Every record that follows must be duplicated exactly, with images left out.

[Items listed in a dataset]

+++++

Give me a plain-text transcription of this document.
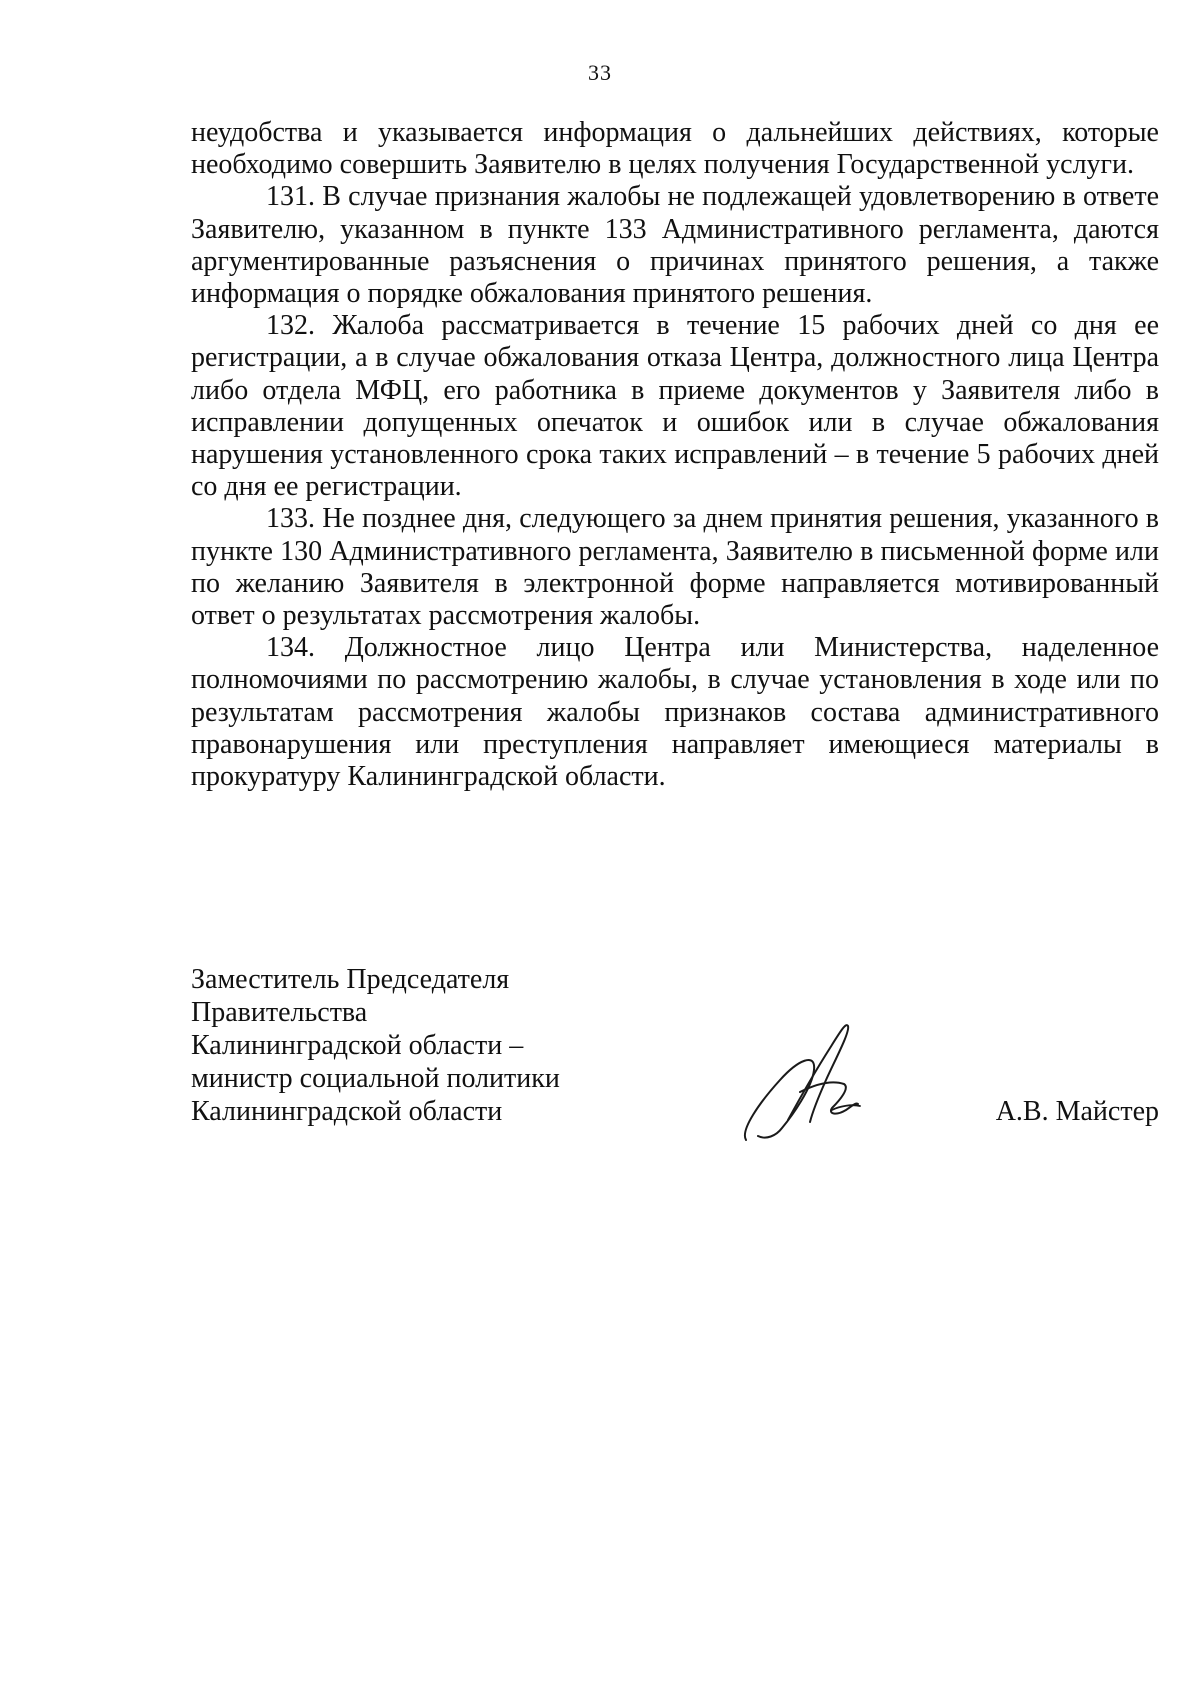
33

неудобства и указывается информация о дальнейших действиях, которые необходимо совершить Заявителю в целях получения Государственной услуги.

131. В случае признания жалобы не подлежащей удовлетворению в ответе Заявителю, указанном в пункте 133 Административного регламента, даются аргументированные разъяснения о причинах принятого решения, а также информация о порядке обжалования принятого решения.

132. Жалоба рассматривается в течение 15 рабочих дней со дня ее регистрации, а в случае обжалования отказа Центра, должностного лица Центра либо отдела МФЦ, его работника в приеме документов у Заявителя либо в исправлении допущенных опечаток и ошибок или в случае обжалования нарушения установленного срока таких исправлений – в течение 5 рабочих дней со дня ее регистрации.

133. Не позднее дня, следующего за днем принятия решения, указанного в пункте 130 Административного регламента, Заявителю в письменной форме или по желанию Заявителя в электронной форме направляется мотивированный ответ о результатах рассмотрения жалобы.

134. Должностное лицо Центра или Министерства, наделенное полномочиями по рассмотрению жалобы, в случае установления в ходе или по результатам рассмотрения жалобы признаков состава административного правонарушения или преступления направляет имеющиеся материалы в прокуратуру Калининградской области.

Заместитель Председателя
Правительства
Калининградской области –
министр социальной политики
Калининградской области	А.В. Майстер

+++++

FINISHED ANSWER:
Give me a plain-text transcription of this document.
33

неудобства и указывается информация о дальнейших действиях, которые необходимо совершить Заявителю в целях получения Государственной услуги.

131. В случае признания жалобы не подлежащей удовлетворению в ответе Заявителю, указанном в пункте 133 Административного регламента, даются аргументированные разъяснения о причинах принятого решения, а также информация о порядке обжалования принятого решения.

132. Жалоба рассматривается в течение 15 рабочих дней со дня ее регистрации, а в случае обжалования отказа Центра, должностного лица Центра либо отдела МФЦ, его работника в приеме документов у Заявителя либо в исправлении допущенных опечаток и ошибок или в случае обжалования нарушения установленного срока таких исправлений – в течение 5 рабочих дней со дня ее регистрации.

133. Не позднее дня, следующего за днем принятия решения, указанного в пункте 130 Административного регламента, Заявителю в письменной форме или по желанию Заявителя в электронной форме направляется мотивированный ответ о результатах рассмотрения жалобы.

134. Должностное лицо Центра или Министерства, наделенное полномочиями по рассмотрению жалобы, в случае установления в ходе или по результатам рассмотрения жалобы признаков состава административного правонарушения или преступления направляет имеющиеся материалы в прокуратуру Калининградской области.

Заместитель Председателя
Правительства
Калининградской области –
министр социальной политики
Калининградской области	А.В. Майстер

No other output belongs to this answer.